_YOUR OBJECTIVE_: The records underneath are to be repeated exactly, with the pictures left out.

_SOURCE DATA_:
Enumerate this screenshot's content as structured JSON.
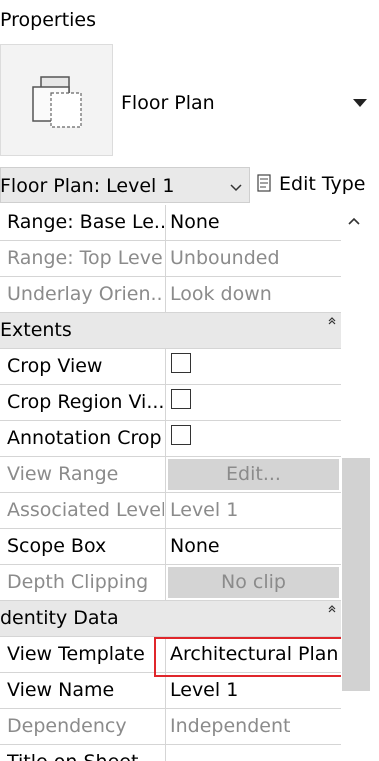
{
  "panel": {
    "title": "Properties"
  },
  "type_selector": {
    "name": "Floor Plan"
  },
  "instance": {
    "selected": "Floor Plan: Level 1",
    "edit_type_label": "Edit Type"
  },
  "rows": {
    "range_base_name": "Range: Base Le...",
    "range_base_value": "None",
    "range_top_name": "Range: Top Level",
    "range_top_value": "Unbounded",
    "underlay_name": "Underlay Orien...",
    "underlay_value": "Look down",
    "extents_group": "Extents",
    "crop_view_name": "Crop View",
    "crop_region_name": "Crop Region Vi...",
    "annotation_crop_name": "Annotation Crop",
    "view_range_name": "View Range",
    "view_range_button": "Edit...",
    "assoc_level_name": "Associated Level",
    "assoc_level_value": "Level 1",
    "scope_box_name": "Scope Box",
    "scope_box_value": "None",
    "depth_clip_name": "Depth Clipping",
    "depth_clip_button": "No clip",
    "identity_group": "dentity Data",
    "view_template_name": "View Template",
    "view_template_value": "Architectural Plan",
    "view_name_name": "View Name",
    "view_name_value": "Level 1",
    "dependency_name": "Dependency",
    "dependency_value": "Independent",
    "title_sheet_name": "Title on Sheet"
  },
  "colors": {
    "highlight": "#e0262b",
    "group_bg": "#e8e8e8",
    "disabled_text": "#8b8b8b"
  },
  "icons": [
    "floor-plan-type-icon",
    "dropdown-triangle-icon",
    "chevron-down-icon",
    "edit-type-icon",
    "collapse-icon",
    "scroll-up-icon"
  ]
}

_EXERCISE RESULT_:
Enumerate this screenshot's content as structured JSON.
{
  "panel": {
    "title": "Properties"
  },
  "type_selector": {
    "name": "Floor Plan"
  },
  "instance": {
    "selected": "Floor Plan: Level 1",
    "edit_type_label": "Edit Type"
  },
  "rows": {
    "range_base_name": "Range: Base Le...",
    "range_base_value": "None",
    "range_top_name": "Range: Top Level",
    "range_top_value": "Unbounded",
    "underlay_name": "Underlay Orien...",
    "underlay_value": "Look down",
    "extents_group": "Extents",
    "crop_view_name": "Crop View",
    "crop_region_name": "Crop Region Vi...",
    "annotation_crop_name": "Annotation Crop",
    "view_range_name": "View Range",
    "view_range_button": "Edit...",
    "assoc_level_name": "Associated Level",
    "assoc_level_value": "Level 1",
    "scope_box_name": "Scope Box",
    "scope_box_value": "None",
    "depth_clip_name": "Depth Clipping",
    "depth_clip_button": "No clip",
    "identity_group": "dentity Data",
    "view_template_name": "View Template",
    "view_template_value": "Architectural Plan",
    "view_name_name": "View Name",
    "view_name_value": "Level 1",
    "dependency_name": "Dependency",
    "dependency_value": "Independent",
    "title_sheet_name": "Title on Sheet"
  },
  "colors": {
    "highlight": "#e0262b",
    "group_bg": "#e8e8e8",
    "disabled_text": "#8b8b8b"
  },
  "icons": [
    "floor-plan-type-icon",
    "dropdown-triangle-icon",
    "chevron-down-icon",
    "edit-type-icon",
    "collapse-icon",
    "scroll-up-icon"
  ]
}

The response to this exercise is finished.